REQUIRED TASK: Copy out the entries below, starting with the line containing "measurementspoint bbox=[532, 111, 538, 118]" and going on through the line containing "matched-starspoint bbox=[583, 410, 595, 422]", both included.

DATASET EXTRACT:
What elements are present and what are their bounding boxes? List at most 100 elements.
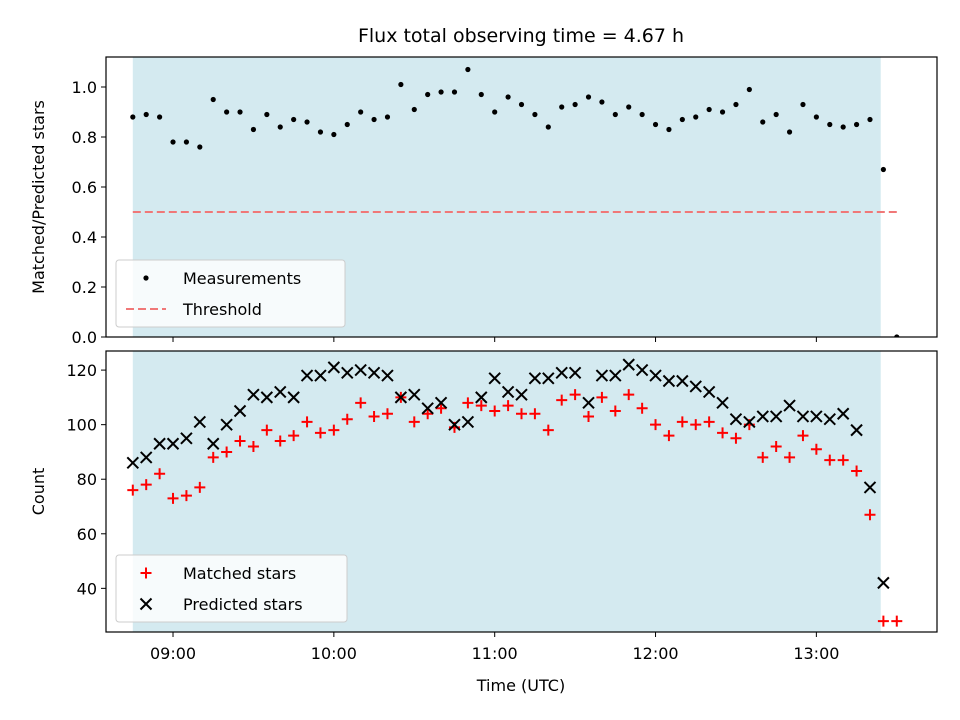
measurementspoint bbox=[532, 111, 538, 118]
measurementspoint bbox=[465, 66, 471, 73]
predicted-starspoint bbox=[354, 363, 367, 377]
matched-starspoint bbox=[274, 435, 286, 447]
matched-starspoint bbox=[877, 615, 889, 627]
predicted-starspoint bbox=[327, 361, 341, 374]
measurementspoint bbox=[170, 139, 176, 145]
measurementspoint bbox=[277, 124, 283, 130]
predicted-starspoint bbox=[810, 410, 823, 423]
measurementspoint bbox=[827, 121, 833, 128]
matched-starspoint bbox=[261, 424, 273, 436]
measurementspoint bbox=[438, 89, 444, 95]
predicted-starspoint bbox=[247, 388, 260, 401]
matched-starspoint bbox=[757, 451, 769, 463]
measurementspoint bbox=[344, 121, 350, 128]
measurementspoint bbox=[773, 111, 779, 118]
matched-starspoint bbox=[234, 435, 246, 447]
matched-starspoint bbox=[851, 465, 863, 477]
measurementspoint bbox=[639, 111, 645, 118]
predicted-starspoint bbox=[140, 451, 153, 464]
matched-starspoint bbox=[435, 402, 447, 414]
predicted-starspoint bbox=[850, 423, 863, 437]
predicted-starspoint bbox=[220, 418, 233, 431]
matched-starspoint bbox=[703, 416, 715, 428]
predicted-starspoint bbox=[153, 437, 166, 450]
predicted-starspoint bbox=[756, 410, 769, 423]
predicted-starspoint bbox=[743, 415, 756, 429]
matched-starspoint bbox=[207, 451, 219, 463]
matched-starspoint bbox=[583, 410, 595, 422]
x-tick-label: 11:00 bbox=[472, 644, 518, 663]
matched-starspoint bbox=[314, 427, 326, 439]
y-axis-label: Count bbox=[29, 468, 48, 516]
measurementspoint bbox=[492, 109, 498, 115]
measurementspoint bbox=[398, 81, 404, 88]
predicted-starspoint bbox=[635, 363, 649, 377]
matched-starspoint bbox=[288, 430, 300, 442]
predicted-starspoint bbox=[622, 358, 635, 371]
measurementspoint bbox=[425, 91, 431, 98]
predicted-starspoint bbox=[501, 385, 515, 399]
measurementspoint bbox=[250, 126, 257, 133]
measurementspoint bbox=[800, 101, 806, 108]
x-tick-label: 13:00 bbox=[793, 644, 839, 663]
measurementspoint bbox=[183, 139, 190, 145]
matched-starspoint bbox=[154, 468, 166, 480]
legend-label: Measurements bbox=[183, 269, 301, 288]
predicted-starspoint bbox=[823, 412, 836, 426]
matched-starspoint bbox=[676, 416, 688, 428]
predicted-starspoint bbox=[300, 369, 314, 382]
predicted-starspoint bbox=[408, 388, 421, 401]
matched-starspoint bbox=[623, 389, 635, 401]
predicted-starspoint bbox=[609, 369, 622, 382]
matched-starspoint bbox=[180, 490, 192, 502]
matched-starspoint bbox=[422, 408, 434, 420]
measurementspoint bbox=[760, 119, 766, 125]
chart-title: Flux total observing time = 4.67 h bbox=[358, 25, 684, 47]
predicted-starspoint bbox=[434, 396, 448, 410]
matched-starspoint bbox=[770, 440, 782, 452]
measurementspoint bbox=[666, 126, 672, 133]
measurementspoint bbox=[612, 111, 618, 118]
matched-starspoint bbox=[301, 416, 313, 428]
measurementspoint bbox=[291, 116, 297, 123]
predicted-starspoint bbox=[528, 372, 542, 385]
matched-starspoint bbox=[784, 451, 796, 463]
matched-starspoint bbox=[127, 484, 139, 496]
matched-starspoint bbox=[690, 419, 702, 431]
measurementspoint bbox=[840, 124, 846, 130]
predicted-starspoint bbox=[877, 576, 890, 590]
measurementspoint bbox=[559, 104, 565, 110]
matched-starspoint bbox=[475, 400, 487, 412]
matched-starspoint bbox=[368, 410, 380, 422]
predicted-starspoint bbox=[676, 374, 689, 388]
axes-frame bbox=[105, 56, 938, 338]
predicted-starspoint bbox=[689, 380, 702, 393]
measurementspoint bbox=[130, 114, 136, 120]
matched-starspoint bbox=[221, 446, 233, 458]
matched-starspoint bbox=[462, 397, 474, 409]
measurementspoint bbox=[411, 106, 417, 113]
matched-starspoint bbox=[797, 430, 809, 442]
matched-starspoint bbox=[891, 615, 903, 627]
y-tick-label: 120 bbox=[66, 361, 97, 380]
legend-label: Predicted stars bbox=[183, 595, 303, 614]
measurementspoint bbox=[679, 116, 685, 123]
predicted-starspoint bbox=[796, 410, 810, 423]
predicted-starspoint bbox=[863, 481, 877, 494]
legend-box bbox=[115, 554, 348, 623]
predicted-starspoint bbox=[475, 391, 488, 404]
predicted-starspoint bbox=[542, 372, 555, 385]
measurementspoint bbox=[371, 116, 377, 123]
matched-starspoint bbox=[247, 440, 259, 452]
measurementspoint bbox=[585, 94, 592, 100]
matched-starspoint bbox=[489, 405, 501, 417]
matched-starspoint bbox=[596, 391, 608, 403]
y-tick-label: 40 bbox=[77, 579, 97, 598]
predicted-starspoint bbox=[207, 437, 220, 450]
data-points bbox=[130, 66, 900, 337]
matched-starspoint bbox=[355, 397, 367, 409]
matched-starspoint bbox=[381, 408, 393, 420]
measurementspoint bbox=[813, 114, 819, 120]
measurementspoint bbox=[505, 94, 511, 100]
predicted-starspoint bbox=[555, 366, 568, 380]
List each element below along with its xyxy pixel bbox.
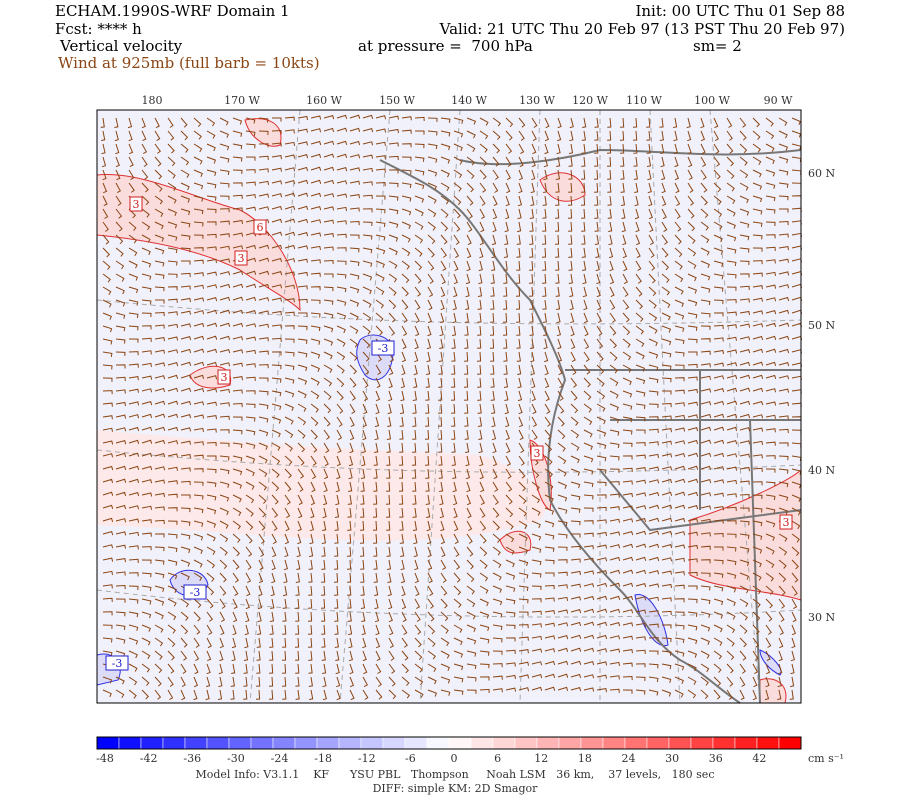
contour-label: 3: [783, 516, 790, 529]
colorbar-unit: cm s⁻¹: [808, 752, 844, 765]
colorbar-cell: [624, 736, 648, 750]
colorbar-cell: [712, 736, 736, 750]
colorbar-cell: [558, 736, 582, 750]
colorbar-cell: [646, 736, 670, 750]
longitude-label: 170 W: [224, 94, 260, 107]
latitude-label: 50 N: [808, 319, 835, 332]
colorbar-cell: [162, 736, 186, 750]
colorbar-tick-label: 24: [621, 752, 635, 765]
contour-label-box: [371, 340, 395, 356]
colorbar-cell: [272, 736, 296, 750]
colorbar-cell: [228, 736, 252, 750]
colorbar-cell: [294, 736, 318, 750]
contour-label-box: [779, 514, 793, 530]
colorbar-tick-label: 6: [494, 752, 501, 765]
contour-label-box: [530, 445, 544, 461]
colorbar-tick-label: 36: [709, 752, 723, 765]
colorbar-cell: [140, 736, 164, 750]
colorbar-cell: [690, 736, 714, 750]
longitude-label: 90 W: [764, 94, 793, 107]
wind-barbs: [100, 114, 803, 701]
colorbar-tick-label: -18: [314, 752, 332, 765]
contour-label: 3: [133, 198, 140, 211]
colorbar-tick-label: -42: [140, 752, 158, 765]
colorbar-tick-label: -48: [96, 752, 114, 765]
longitude-label: 180: [142, 94, 163, 107]
colorbar-cell: [426, 736, 450, 750]
longitude-label: 140 W: [451, 94, 487, 107]
contour-label-box: [129, 196, 143, 212]
contour-label: 3: [534, 447, 541, 460]
colorbar-tick-label: 18: [578, 752, 592, 765]
colorbar-cell: [778, 736, 802, 750]
model-info: Model Info: V3.1.1 KF YSU PBL Thompson N…: [196, 768, 715, 781]
colorbar-cell: [184, 736, 208, 750]
colorbar-cell: [118, 736, 142, 750]
contour-label: -3: [112, 657, 123, 670]
title: ECHAM.1990S-WRF Domain 1: [55, 2, 290, 20]
colorbar-cell: [448, 736, 472, 750]
colorbar-cell: [470, 736, 494, 750]
contour-label: 3: [238, 252, 245, 265]
contour-label: 6: [257, 221, 264, 234]
forecast: Fcst: **** h: [55, 20, 142, 38]
contour-label: -3: [378, 342, 389, 355]
colorbar-tick-label: 0: [451, 752, 458, 765]
colorbar-cell: [96, 736, 120, 750]
contour-label: -3: [190, 586, 201, 599]
smoothing: sm= 2: [693, 37, 742, 55]
longitude-label: 100 W: [694, 94, 730, 107]
colorbar-tick-label: 12: [534, 752, 548, 765]
colorbar-cell: [382, 736, 406, 750]
longitude-label: 120 W: [572, 94, 608, 107]
contour-label: 3: [221, 371, 228, 384]
colorbar-cell: [734, 736, 758, 750]
latitude-label: 60 N: [808, 167, 835, 180]
latitude-label: 40 N: [808, 464, 835, 477]
longitude-label: 150 W: [379, 94, 415, 107]
colorbar-cell: [536, 736, 560, 750]
colorbar-tick-label: -30: [227, 752, 245, 765]
colorbar-tick-label: -36: [183, 752, 201, 765]
init-time: Init: 00 UTC Thu 01 Sep 88: [635, 2, 845, 20]
colorbar-cell: [206, 736, 230, 750]
colorbar-tick-label: 30: [665, 752, 679, 765]
colorbar-tick-label: -6: [405, 752, 416, 765]
longitude-label: 160 W: [306, 94, 342, 107]
colorbar-cell: [360, 736, 384, 750]
colorbar-cell: [756, 736, 780, 750]
field: Vertical velocity: [59, 37, 183, 55]
contour-label-box: [217, 369, 231, 385]
contour-label-box: [253, 219, 267, 235]
colorbar-cell: [668, 736, 692, 750]
colorbar-cell: [514, 736, 538, 750]
pressure: at pressure = 700 hPa: [358, 37, 533, 55]
map-frame: [96, 109, 802, 704]
coastlines: [379, 148, 802, 704]
contour-label-box: [105, 655, 129, 671]
colorbar-cell: [580, 736, 604, 750]
colorbar-cell: [602, 736, 626, 750]
colorbar-cell: [316, 736, 340, 750]
latitude-label: 30 N: [808, 611, 835, 624]
colorbar-tick-label: -12: [358, 752, 376, 765]
diff-info: DIFF: simple KM: 2D Smagor: [373, 782, 539, 795]
colorbar-cell: [338, 736, 362, 750]
colorbar-cell: [492, 736, 516, 750]
colorbar-cell: [404, 736, 428, 750]
longitude-label: 130 W: [519, 94, 555, 107]
wind-note: Wind at 925mb (full barb = 10kts): [58, 54, 320, 72]
longitude-label: 110 W: [626, 94, 662, 107]
contour-label-box: [183, 584, 207, 600]
colorbar-tick-label: 42: [752, 752, 766, 765]
colorbar-cell: [250, 736, 274, 750]
colorbar-tick-label: -24: [271, 752, 289, 765]
contour-label-box: [234, 250, 248, 266]
valid-time: Valid: 21 UTC Thu 20 Feb 97 (13 PST Thu …: [439, 20, 845, 38]
colorbar-frame: [96, 736, 802, 750]
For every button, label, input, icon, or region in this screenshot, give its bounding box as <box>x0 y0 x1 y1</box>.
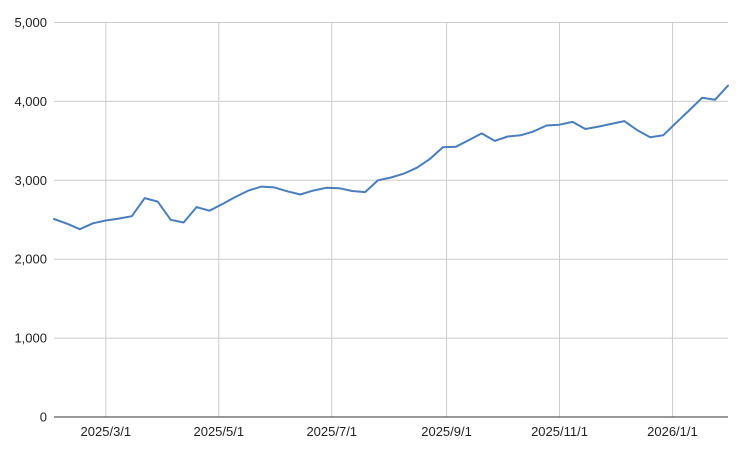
x-tick-label: 2025/9/1 <box>421 424 472 439</box>
y-tick-label: 3,000 <box>14 173 47 188</box>
data-series-line <box>53 84 729 231</box>
y-tick-label: 2,000 <box>14 252 47 267</box>
x-tick-label: 2025/11/1 <box>531 424 588 439</box>
y-tick-label: 1,000 <box>14 331 47 346</box>
y-tick-label: 5,000 <box>14 15 47 30</box>
x-tick-label: 2025/3/1 <box>81 424 132 439</box>
y-tick-label: 0 <box>40 410 47 425</box>
x-tick-label: 2025/7/1 <box>306 424 357 439</box>
x-tick-label: 2025/5/1 <box>193 424 244 439</box>
y-tick-label: 4,000 <box>14 94 47 109</box>
x-tick-label: 2026/1/1 <box>647 424 698 439</box>
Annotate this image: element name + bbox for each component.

THE ANSWER:
measurementspoint bbox=[532, 111, 538, 118]
measurementspoint bbox=[465, 66, 471, 73]
predicted-starspoint bbox=[354, 363, 367, 377]
matched-starspoint bbox=[274, 435, 286, 447]
matched-starspoint bbox=[877, 615, 889, 627]
predicted-starspoint bbox=[327, 361, 341, 374]
measurementspoint bbox=[170, 139, 176, 145]
measurementspoint bbox=[277, 124, 283, 130]
predicted-starspoint bbox=[810, 410, 823, 423]
measurementspoint bbox=[827, 121, 833, 128]
matched-starspoint bbox=[261, 424, 273, 436]
measurementspoint bbox=[438, 89, 444, 95]
predicted-starspoint bbox=[247, 388, 260, 401]
matched-starspoint bbox=[757, 451, 769, 463]
measurementspoint bbox=[344, 121, 350, 128]
measurementspoint bbox=[773, 111, 779, 118]
matched-starspoint bbox=[234, 435, 246, 447]
matched-starspoint bbox=[851, 465, 863, 477]
measurementspoint bbox=[639, 111, 645, 118]
predicted-starspoint bbox=[140, 451, 153, 464]
matched-starspoint bbox=[435, 402, 447, 414]
predicted-starspoint bbox=[850, 423, 863, 437]
predicted-starspoint bbox=[220, 418, 233, 431]
matched-starspoint bbox=[703, 416, 715, 428]
predicted-starspoint bbox=[153, 437, 166, 450]
predicted-starspoint bbox=[756, 410, 769, 423]
predicted-starspoint bbox=[743, 415, 756, 429]
matched-starspoint bbox=[207, 451, 219, 463]
matched-starspoint bbox=[583, 410, 595, 422]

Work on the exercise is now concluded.